- _Dataset items_
****

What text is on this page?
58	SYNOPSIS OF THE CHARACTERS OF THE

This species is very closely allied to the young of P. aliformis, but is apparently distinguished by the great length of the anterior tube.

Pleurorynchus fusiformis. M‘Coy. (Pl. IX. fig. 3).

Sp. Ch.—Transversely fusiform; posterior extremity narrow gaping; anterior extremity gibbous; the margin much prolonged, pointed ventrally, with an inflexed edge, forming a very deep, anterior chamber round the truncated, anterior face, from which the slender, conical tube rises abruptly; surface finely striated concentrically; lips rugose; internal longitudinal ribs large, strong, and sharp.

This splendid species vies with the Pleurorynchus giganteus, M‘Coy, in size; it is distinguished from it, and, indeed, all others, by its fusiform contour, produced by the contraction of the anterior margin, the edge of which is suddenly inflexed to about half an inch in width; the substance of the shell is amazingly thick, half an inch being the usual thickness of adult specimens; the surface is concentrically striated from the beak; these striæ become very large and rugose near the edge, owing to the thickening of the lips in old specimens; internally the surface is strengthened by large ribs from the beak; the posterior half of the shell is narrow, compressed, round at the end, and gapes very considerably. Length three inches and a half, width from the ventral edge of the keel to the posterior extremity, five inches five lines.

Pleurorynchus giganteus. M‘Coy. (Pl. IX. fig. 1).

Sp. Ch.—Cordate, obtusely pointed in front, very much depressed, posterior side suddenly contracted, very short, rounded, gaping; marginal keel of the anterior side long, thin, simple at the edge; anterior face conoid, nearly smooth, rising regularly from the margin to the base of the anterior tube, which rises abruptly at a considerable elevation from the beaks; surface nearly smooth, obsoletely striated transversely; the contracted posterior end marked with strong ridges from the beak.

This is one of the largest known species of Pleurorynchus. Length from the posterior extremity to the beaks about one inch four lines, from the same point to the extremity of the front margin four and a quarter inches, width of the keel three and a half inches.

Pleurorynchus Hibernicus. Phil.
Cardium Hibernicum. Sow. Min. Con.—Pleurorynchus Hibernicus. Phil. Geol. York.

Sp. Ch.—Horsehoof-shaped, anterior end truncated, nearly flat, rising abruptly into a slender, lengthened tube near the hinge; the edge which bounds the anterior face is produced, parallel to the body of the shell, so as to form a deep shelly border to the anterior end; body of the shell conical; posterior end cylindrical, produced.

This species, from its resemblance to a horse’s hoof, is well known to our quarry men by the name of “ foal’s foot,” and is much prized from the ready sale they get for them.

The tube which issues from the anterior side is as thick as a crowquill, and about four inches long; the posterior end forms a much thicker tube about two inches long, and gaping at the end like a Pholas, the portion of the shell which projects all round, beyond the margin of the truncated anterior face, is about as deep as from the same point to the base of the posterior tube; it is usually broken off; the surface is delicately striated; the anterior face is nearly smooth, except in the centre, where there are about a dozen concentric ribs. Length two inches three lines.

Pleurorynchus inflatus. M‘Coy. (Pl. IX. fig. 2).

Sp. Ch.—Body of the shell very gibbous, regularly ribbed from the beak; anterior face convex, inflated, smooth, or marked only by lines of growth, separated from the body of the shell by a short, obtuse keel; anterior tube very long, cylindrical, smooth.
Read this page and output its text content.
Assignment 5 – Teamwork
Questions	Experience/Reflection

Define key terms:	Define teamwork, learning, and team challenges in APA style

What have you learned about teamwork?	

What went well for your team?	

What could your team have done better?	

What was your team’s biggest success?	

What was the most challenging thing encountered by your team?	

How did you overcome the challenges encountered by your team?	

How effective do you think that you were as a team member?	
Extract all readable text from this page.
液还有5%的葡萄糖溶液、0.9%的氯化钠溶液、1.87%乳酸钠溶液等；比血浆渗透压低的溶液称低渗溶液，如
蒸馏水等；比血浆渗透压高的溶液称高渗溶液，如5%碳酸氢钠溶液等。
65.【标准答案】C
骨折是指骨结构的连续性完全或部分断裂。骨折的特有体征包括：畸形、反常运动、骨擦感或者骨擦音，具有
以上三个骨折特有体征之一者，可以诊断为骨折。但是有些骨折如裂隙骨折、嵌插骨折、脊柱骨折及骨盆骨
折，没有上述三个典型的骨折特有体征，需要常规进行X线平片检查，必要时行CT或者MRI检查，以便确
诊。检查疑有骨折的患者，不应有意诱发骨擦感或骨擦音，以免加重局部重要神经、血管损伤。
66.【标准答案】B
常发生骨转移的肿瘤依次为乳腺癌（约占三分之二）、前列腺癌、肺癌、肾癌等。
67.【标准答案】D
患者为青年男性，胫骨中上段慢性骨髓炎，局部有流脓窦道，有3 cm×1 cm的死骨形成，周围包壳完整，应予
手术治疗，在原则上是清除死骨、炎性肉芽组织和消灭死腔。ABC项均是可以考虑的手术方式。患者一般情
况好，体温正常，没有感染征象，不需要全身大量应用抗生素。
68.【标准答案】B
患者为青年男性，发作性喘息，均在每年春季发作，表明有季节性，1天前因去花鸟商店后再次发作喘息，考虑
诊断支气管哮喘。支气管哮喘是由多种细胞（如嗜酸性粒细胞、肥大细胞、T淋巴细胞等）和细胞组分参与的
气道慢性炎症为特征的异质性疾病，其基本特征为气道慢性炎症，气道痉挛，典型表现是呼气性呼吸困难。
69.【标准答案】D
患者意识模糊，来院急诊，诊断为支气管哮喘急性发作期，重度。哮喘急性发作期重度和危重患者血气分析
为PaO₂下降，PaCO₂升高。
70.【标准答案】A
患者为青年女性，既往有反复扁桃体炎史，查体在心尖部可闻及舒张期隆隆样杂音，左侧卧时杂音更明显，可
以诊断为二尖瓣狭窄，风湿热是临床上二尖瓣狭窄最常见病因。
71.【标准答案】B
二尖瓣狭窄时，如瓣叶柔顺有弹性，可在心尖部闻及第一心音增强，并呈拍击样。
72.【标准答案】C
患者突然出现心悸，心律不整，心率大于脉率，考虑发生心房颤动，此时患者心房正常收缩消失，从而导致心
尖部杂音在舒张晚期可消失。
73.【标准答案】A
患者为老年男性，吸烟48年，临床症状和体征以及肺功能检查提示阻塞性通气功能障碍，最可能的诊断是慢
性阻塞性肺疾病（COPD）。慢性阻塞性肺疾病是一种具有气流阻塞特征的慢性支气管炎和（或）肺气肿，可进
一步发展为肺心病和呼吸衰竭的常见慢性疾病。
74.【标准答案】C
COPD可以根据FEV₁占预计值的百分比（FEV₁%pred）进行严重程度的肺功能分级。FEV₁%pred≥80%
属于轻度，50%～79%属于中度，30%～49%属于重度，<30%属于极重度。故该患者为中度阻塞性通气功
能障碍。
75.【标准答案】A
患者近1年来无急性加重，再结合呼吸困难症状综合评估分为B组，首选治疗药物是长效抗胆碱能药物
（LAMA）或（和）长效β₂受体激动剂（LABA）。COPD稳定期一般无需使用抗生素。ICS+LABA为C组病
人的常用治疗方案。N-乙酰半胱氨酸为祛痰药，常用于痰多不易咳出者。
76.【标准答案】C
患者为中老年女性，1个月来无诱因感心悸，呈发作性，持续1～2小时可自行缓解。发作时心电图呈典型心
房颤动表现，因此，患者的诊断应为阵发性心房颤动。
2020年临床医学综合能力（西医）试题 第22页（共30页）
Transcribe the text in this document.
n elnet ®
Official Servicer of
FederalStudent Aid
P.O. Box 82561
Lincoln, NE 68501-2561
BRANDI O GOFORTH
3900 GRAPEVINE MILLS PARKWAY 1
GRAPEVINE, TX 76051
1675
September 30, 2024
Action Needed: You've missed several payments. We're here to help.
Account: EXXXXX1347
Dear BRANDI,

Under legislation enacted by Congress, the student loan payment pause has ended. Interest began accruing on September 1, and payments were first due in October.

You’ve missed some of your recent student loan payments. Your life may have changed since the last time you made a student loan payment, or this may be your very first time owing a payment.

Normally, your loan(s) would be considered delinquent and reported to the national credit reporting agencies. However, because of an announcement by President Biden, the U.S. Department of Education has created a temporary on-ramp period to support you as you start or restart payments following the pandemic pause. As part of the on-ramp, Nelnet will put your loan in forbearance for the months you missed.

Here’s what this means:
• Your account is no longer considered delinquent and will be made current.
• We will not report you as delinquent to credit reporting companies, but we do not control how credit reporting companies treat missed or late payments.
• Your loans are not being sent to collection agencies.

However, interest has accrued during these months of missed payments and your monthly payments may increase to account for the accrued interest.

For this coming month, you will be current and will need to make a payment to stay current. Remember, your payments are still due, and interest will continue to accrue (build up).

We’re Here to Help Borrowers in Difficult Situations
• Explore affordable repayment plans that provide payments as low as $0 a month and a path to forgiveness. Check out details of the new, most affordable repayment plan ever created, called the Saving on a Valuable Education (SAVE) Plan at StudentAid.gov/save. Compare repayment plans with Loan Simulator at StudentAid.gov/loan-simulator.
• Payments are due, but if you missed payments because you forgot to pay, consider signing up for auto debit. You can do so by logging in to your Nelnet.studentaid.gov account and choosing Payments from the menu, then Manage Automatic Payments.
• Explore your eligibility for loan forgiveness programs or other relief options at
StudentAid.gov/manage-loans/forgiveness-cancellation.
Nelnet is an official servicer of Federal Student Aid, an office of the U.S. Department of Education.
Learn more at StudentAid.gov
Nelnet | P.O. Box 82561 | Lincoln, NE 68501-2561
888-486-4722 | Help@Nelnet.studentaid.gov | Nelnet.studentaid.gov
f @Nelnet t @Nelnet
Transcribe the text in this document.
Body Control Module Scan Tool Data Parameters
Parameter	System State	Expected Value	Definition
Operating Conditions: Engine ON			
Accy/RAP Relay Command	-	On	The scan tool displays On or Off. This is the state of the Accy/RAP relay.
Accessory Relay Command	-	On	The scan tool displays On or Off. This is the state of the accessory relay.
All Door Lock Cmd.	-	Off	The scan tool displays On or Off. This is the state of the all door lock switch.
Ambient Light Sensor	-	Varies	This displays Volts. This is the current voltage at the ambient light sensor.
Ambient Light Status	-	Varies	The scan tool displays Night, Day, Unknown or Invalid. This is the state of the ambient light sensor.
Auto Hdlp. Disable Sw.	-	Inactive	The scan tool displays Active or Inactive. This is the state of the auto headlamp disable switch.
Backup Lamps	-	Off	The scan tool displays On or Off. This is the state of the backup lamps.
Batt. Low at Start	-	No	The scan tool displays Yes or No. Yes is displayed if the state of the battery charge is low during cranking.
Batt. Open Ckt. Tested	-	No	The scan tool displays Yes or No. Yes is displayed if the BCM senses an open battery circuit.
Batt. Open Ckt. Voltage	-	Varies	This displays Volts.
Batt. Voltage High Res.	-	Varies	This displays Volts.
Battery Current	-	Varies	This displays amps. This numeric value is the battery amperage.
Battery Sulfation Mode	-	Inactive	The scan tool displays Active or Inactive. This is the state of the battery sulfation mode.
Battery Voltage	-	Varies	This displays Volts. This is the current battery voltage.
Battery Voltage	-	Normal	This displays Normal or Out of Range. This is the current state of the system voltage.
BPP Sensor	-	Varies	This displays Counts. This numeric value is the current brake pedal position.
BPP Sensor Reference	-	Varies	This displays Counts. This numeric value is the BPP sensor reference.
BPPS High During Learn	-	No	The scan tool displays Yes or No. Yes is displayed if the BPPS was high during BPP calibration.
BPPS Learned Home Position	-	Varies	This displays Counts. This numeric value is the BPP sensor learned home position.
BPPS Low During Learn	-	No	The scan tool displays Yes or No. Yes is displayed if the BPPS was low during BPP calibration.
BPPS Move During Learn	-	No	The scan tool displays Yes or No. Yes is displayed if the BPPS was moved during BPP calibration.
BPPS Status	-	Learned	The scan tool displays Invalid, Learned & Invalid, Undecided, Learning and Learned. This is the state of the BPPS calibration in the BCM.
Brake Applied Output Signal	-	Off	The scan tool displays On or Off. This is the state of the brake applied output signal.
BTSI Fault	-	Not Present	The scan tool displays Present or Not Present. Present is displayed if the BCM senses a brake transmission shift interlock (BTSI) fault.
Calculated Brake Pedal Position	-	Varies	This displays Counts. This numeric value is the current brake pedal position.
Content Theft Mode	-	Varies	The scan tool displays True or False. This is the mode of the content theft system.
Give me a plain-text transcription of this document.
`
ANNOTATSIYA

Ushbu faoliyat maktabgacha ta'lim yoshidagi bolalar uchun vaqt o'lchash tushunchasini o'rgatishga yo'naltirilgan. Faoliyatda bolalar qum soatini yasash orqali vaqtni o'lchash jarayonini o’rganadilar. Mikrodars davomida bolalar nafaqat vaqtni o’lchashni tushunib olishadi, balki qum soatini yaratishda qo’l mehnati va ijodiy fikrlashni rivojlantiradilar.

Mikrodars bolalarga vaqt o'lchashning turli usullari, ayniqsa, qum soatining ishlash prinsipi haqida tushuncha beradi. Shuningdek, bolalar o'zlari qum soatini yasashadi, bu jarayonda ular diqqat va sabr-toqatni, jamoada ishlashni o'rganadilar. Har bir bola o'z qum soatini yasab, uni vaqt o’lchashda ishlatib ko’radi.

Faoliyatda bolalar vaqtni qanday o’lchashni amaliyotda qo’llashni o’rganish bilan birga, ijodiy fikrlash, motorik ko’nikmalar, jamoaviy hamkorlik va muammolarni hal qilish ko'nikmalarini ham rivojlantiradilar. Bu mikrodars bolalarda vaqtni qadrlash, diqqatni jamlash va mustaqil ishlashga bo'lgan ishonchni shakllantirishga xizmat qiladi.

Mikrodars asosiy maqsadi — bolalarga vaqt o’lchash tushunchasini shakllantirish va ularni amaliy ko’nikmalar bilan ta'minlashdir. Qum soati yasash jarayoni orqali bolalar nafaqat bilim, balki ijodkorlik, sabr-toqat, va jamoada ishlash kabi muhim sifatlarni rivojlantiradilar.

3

****

- _INSTRUCTIONS TO FOLLOW_
Find the string "beaks" in the listing and return every line that holds it.

- _TASK ANSWER_
Sp. Ch.—Cordate, obtusely pointed in front, very much depressed, posterior side suddenly contracted, very short, rounded, gaping; marginal keel of the anterior side long, thin, simple at the edge; anterior face conoid, nearly smooth, rising regularly from the margin to the base of the anterior tube, which rises abruptly at a considerable elevation from the beaks; surface nearly smooth, obsoletely striated transversely; the contracted posterior end marked with strong ridges from the beak.
This is one of the largest known species of Pleurorynchus. Length from the posterior extremity to the beaks about one inch four lines, from the same point to the extremity of the front margin four and a quarter inches, width of the keel three and a half inches.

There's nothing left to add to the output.